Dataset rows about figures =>
★ ★ ★ ★

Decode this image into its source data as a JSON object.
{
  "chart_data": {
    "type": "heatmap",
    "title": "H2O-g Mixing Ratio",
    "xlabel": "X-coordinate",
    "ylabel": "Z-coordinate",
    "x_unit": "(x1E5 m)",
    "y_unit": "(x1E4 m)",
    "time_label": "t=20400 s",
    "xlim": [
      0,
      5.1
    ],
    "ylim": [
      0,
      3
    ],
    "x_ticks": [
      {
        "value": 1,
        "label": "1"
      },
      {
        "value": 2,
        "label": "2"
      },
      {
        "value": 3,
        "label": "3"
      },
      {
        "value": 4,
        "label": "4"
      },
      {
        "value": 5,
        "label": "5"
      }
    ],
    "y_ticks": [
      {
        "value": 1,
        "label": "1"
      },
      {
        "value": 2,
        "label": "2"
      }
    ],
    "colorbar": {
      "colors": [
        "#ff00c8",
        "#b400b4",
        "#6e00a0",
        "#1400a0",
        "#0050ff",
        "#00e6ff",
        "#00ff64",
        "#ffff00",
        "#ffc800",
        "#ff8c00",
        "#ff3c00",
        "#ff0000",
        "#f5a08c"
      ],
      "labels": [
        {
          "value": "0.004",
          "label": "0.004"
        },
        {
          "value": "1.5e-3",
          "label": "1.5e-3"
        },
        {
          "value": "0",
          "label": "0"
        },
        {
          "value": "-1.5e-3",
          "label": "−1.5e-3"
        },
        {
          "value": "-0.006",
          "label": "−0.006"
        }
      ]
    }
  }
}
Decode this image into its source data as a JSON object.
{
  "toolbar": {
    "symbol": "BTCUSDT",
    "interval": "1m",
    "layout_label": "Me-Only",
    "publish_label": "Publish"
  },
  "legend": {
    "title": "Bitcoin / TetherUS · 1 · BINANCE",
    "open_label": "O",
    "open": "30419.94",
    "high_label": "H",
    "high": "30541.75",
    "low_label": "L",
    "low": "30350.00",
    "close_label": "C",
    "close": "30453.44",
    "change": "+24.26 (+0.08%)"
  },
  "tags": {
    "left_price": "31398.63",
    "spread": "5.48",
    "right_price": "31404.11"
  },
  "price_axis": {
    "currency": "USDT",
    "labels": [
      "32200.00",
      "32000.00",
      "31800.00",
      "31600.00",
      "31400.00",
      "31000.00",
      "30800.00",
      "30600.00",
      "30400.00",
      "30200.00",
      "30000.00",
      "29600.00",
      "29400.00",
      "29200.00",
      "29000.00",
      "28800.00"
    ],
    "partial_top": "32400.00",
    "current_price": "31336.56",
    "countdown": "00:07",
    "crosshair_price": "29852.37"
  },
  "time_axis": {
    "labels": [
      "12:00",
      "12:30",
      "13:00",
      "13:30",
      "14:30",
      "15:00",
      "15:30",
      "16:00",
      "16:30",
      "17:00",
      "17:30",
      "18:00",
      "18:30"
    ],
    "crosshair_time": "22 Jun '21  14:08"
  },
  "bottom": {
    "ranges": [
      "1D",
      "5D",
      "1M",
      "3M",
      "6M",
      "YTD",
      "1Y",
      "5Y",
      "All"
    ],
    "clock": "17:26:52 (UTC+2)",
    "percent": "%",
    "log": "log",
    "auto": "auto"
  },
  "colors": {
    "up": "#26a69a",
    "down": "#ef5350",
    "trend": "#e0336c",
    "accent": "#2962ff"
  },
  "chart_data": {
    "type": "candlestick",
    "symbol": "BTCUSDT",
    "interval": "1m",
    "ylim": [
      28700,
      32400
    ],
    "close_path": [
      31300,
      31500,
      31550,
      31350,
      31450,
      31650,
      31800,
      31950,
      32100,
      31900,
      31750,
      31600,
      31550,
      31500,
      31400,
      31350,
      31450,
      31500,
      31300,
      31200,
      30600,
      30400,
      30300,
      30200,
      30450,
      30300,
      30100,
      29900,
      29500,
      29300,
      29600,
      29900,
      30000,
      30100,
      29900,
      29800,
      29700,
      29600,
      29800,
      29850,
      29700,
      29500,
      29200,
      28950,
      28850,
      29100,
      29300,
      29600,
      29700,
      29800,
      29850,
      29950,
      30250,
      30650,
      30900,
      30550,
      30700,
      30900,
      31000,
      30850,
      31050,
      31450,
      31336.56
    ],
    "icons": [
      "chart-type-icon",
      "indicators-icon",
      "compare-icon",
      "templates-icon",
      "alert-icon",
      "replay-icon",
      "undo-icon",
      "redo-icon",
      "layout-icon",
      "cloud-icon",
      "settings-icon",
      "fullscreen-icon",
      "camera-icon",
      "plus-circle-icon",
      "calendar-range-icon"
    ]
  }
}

★ ★ ★ ★

GOAL OF THE EXERCISE =>
Extract each entry in full and write it down exactly.

CORRECT RESPONSE =>
Decode this image into its source data as a JSON object.
{
  "chart_data": {
    "type": "heatmap",
    "title": "H2O-g Mixing Ratio",
    "xlabel": "X-coordinate",
    "ylabel": "Z-coordinate",
    "x_unit": "(x1E5 m)",
    "y_unit": "(x1E4 m)",
    "time_label": "t=20400 s",
    "xlim": [
      0,
      5.1
    ],
    "ylim": [
      0,
      3
    ],
    "x_ticks": [
      {
        "value": 1,
        "label": "1"
      },
      {
        "value": 2,
        "label": "2"
      },
      {
        "value": 3,
        "label": "3"
      },
      {
        "value": 4,
        "label": "4"
      },
      {
        "value": 5,
        "label": "5"
      }
    ],
    "y_ticks": [
      {
        "value": 1,
        "label": "1"
      },
      {
        "value": 2,
        "label": "2"
      }
    ],
    "colorbar": {
      "colors": [
        "#ff00c8",
        "#b400b4",
        "#6e00a0",
        "#1400a0",
        "#0050ff",
        "#00e6ff",
        "#00ff64",
        "#ffff00",
        "#ffc800",
        "#ff8c00",
        "#ff3c00",
        "#ff0000",
        "#f5a08c"
      ],
      "labels": [
        {
          "value": "0.004",
          "label": "0.004"
        },
        {
          "value": "1.5e-3",
          "label": "1.5e-3"
        },
        {
          "value": "0",
          "label": "0"
        },
        {
          "value": "-1.5e-3",
          "label": "−1.5e-3"
        },
        {
          "value": "-0.006",
          "label": "−0.006"
        }
      ]
    }
  }
}
Decode this image into its source data as a JSON object.
{
  "toolbar": {
    "symbol": "BTCUSDT",
    "interval": "1m",
    "layout_label": "Me-Only",
    "publish_label": "Publish"
  },
  "legend": {
    "title": "Bitcoin / TetherUS · 1 · BINANCE",
    "open_label": "O",
    "open": "30419.94",
    "high_label": "H",
    "high": "30541.75",
    "low_label": "L",
    "low": "30350.00",
    "close_label": "C",
    "close": "30453.44",
    "change": "+24.26 (+0.08%)"
  },
  "tags": {
    "left_price": "31398.63",
    "spread": "5.48",
    "right_price": "31404.11"
  },
  "price_axis": {
    "currency": "USDT",
    "labels": [
      "32200.00",
      "32000.00",
      "31800.00",
      "31600.00",
      "31400.00",
      "31000.00",
      "30800.00",
      "30600.00",
      "30400.00",
      "30200.00",
      "30000.00",
      "29600.00",
      "29400.00",
      "29200.00",
      "29000.00",
      "28800.00"
    ],
    "partial_top": "32400.00",
    "current_price": "31336.56",
    "countdown": "00:07",
    "crosshair_price": "29852.37"
  },
  "time_axis": {
    "labels": [
      "12:00",
      "12:30",
      "13:00",
      "13:30",
      "14:30",
      "15:00",
      "15:30",
      "16:00",
      "16:30",
      "17:00",
      "17:30",
      "18:00",
      "18:30"
    ],
    "crosshair_time": "22 Jun '21  14:08"
  },
  "bottom": {
    "ranges": [
      "1D",
      "5D",
      "1M",
      "3M",
      "6M",
      "YTD",
      "1Y",
      "5Y",
      "All"
    ],
    "clock": "17:26:52 (UTC+2)",
    "percent": "%",
    "log": "log",
    "auto": "auto"
  },
  "colors": {
    "up": "#26a69a",
    "down": "#ef5350",
    "trend": "#e0336c",
    "accent": "#2962ff"
  },
  "chart_data": {
    "type": "candlestick",
    "symbol": "BTCUSDT",
    "interval": "1m",
    "ylim": [
      28700,
      32400
    ],
    "close_path": [
      31300,
      31500,
      31550,
      31350,
      31450,
      31650,
      31800,
      31950,
      32100,
      31900,
      31750,
      31600,
      31550,
      31500,
      31400,
      31350,
      31450,
      31500,
      31300,
      31200,
      30600,
      30400,
      30300,
      30200,
      30450,
      30300,
      30100,
      29900,
      29500,
      29300,
      29600,
      29900,
      30000,
      30100,
      29900,
      29800,
      29700,
      29600,
      29800,
      29850,
      29700,
      29500,
      29200,
      28950,
      28850,
      29100,
      29300,
      29600,
      29700,
      29800,
      29850,
      29950,
      30250,
      30650,
      30900,
      30550,
      30700,
      30900,
      31000,
      30850,
      31050,
      31450,
      31336.56
    ],
    "icons": [
      "chart-type-icon",
      "indicators-icon",
      "compare-icon",
      "templates-icon",
      "alert-icon",
      "replay-icon",
      "undo-icon",
      "redo-icon",
      "layout-icon",
      "cloud-icon",
      "settings-icon",
      "fullscreen-icon",
      "camera-icon",
      "plus-circle-icon",
      "calendar-range-icon"
    ]
  }
}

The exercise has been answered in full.